THE EXERCISE:
Find each line holding "color" and copy it out.

-- start of TASK DATA --

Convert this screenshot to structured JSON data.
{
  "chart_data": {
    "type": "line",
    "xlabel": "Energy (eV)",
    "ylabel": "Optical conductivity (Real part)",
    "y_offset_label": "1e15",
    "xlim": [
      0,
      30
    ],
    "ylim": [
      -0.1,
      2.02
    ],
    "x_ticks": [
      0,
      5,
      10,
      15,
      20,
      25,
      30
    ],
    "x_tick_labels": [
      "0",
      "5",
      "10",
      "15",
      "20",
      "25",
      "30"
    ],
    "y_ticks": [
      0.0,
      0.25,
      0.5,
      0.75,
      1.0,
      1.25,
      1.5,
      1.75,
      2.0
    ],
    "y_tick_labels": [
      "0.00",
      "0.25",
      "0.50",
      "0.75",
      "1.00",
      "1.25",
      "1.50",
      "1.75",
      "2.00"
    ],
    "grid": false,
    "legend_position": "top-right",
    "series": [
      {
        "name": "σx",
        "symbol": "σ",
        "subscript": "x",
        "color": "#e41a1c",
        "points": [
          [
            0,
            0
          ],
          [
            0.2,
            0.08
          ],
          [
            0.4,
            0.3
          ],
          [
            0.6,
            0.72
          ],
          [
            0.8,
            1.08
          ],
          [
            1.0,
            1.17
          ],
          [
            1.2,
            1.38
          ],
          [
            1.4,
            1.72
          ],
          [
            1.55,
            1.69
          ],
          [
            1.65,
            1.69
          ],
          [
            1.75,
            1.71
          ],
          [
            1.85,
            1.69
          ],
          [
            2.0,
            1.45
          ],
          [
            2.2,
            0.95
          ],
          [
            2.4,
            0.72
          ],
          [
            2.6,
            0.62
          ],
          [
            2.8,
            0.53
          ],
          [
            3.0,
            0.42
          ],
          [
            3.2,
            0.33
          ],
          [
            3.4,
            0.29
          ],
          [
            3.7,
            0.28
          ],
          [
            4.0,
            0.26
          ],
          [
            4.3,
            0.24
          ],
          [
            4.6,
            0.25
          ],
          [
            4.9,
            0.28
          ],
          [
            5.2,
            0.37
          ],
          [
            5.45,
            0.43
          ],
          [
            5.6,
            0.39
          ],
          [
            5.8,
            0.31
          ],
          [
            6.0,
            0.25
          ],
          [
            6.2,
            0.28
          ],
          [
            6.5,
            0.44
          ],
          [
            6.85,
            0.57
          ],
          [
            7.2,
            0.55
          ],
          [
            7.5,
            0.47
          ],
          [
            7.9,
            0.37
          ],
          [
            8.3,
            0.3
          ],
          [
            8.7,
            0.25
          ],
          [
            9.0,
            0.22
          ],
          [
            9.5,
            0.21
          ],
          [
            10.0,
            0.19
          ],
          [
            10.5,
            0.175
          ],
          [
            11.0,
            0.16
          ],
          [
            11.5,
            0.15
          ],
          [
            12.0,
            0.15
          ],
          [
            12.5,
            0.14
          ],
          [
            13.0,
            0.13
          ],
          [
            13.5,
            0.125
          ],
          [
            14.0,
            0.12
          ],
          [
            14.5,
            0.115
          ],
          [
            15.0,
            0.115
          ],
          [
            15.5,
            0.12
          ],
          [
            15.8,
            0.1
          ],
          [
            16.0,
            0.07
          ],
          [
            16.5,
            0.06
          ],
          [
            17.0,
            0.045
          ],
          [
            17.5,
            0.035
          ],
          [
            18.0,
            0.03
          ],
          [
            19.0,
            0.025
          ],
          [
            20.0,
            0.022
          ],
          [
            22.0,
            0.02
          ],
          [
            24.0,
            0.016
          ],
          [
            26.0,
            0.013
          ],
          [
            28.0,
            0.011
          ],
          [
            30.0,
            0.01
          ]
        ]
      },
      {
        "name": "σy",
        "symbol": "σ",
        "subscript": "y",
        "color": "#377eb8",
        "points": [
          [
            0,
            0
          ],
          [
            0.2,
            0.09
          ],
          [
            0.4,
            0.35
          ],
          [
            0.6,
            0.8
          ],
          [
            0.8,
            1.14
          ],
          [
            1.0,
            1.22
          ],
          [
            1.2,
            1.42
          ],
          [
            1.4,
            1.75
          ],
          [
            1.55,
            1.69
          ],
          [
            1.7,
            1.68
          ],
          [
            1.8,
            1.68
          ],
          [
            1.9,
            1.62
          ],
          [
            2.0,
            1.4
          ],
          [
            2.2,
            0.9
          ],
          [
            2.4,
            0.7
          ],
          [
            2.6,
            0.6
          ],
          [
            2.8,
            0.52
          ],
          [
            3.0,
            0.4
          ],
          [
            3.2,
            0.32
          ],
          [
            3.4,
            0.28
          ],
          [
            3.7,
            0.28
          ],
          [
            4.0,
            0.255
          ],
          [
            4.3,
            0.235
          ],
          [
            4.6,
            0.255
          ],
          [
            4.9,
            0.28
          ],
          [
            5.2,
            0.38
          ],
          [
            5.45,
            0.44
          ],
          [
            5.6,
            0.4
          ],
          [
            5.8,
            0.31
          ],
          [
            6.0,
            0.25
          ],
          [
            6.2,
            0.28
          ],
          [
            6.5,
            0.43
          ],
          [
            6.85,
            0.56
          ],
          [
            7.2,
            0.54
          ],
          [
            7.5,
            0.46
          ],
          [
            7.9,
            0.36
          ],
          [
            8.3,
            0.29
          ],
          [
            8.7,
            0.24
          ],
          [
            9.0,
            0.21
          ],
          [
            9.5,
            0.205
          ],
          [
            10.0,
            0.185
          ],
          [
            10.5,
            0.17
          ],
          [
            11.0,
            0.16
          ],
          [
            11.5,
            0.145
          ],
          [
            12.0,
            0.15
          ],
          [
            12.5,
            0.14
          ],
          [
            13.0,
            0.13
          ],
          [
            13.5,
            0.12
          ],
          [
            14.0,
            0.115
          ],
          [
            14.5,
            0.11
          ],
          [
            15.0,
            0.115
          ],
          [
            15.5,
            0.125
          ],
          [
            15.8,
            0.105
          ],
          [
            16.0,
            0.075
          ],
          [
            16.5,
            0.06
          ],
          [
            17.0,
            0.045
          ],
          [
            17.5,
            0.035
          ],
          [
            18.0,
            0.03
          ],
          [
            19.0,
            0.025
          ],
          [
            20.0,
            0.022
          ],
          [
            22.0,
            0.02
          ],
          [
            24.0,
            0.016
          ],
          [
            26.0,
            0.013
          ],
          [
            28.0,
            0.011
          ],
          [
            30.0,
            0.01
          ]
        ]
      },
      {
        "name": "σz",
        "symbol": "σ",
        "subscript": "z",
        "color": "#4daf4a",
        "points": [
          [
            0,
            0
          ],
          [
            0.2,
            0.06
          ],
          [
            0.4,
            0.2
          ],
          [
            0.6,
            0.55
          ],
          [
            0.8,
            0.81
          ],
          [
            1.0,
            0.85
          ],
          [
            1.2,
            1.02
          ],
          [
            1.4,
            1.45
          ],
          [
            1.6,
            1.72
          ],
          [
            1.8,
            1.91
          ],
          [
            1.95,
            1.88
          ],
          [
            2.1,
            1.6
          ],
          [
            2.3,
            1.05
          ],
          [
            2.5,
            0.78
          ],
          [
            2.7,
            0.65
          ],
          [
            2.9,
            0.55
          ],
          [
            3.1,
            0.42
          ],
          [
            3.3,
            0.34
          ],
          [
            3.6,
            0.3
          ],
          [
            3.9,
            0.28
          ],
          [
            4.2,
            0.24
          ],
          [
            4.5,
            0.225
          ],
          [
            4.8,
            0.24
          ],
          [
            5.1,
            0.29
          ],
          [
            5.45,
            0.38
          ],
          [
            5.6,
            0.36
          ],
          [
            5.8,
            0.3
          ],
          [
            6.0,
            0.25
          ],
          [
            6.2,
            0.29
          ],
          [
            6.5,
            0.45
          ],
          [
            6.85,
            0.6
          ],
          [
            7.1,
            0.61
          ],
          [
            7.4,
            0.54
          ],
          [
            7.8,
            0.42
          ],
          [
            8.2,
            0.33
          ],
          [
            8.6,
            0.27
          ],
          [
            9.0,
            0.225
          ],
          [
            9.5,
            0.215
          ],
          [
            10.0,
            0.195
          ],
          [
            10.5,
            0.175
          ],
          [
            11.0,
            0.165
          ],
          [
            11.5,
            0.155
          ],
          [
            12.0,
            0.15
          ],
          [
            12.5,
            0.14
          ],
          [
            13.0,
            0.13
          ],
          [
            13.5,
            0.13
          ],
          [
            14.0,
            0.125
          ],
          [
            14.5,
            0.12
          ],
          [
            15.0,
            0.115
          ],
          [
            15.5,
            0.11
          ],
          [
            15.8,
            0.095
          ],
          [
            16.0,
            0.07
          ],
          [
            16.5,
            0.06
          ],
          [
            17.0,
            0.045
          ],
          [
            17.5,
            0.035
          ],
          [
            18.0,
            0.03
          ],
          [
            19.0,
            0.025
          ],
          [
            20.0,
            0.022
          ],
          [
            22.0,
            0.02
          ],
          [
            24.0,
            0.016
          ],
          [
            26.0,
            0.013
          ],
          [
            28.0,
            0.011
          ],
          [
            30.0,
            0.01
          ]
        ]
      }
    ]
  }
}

-- end of TASK DATA --

FULL OUTPUT:
        "color": "#e41a1c",
        "color": "#377eb8",
        "color": "#4daf4a",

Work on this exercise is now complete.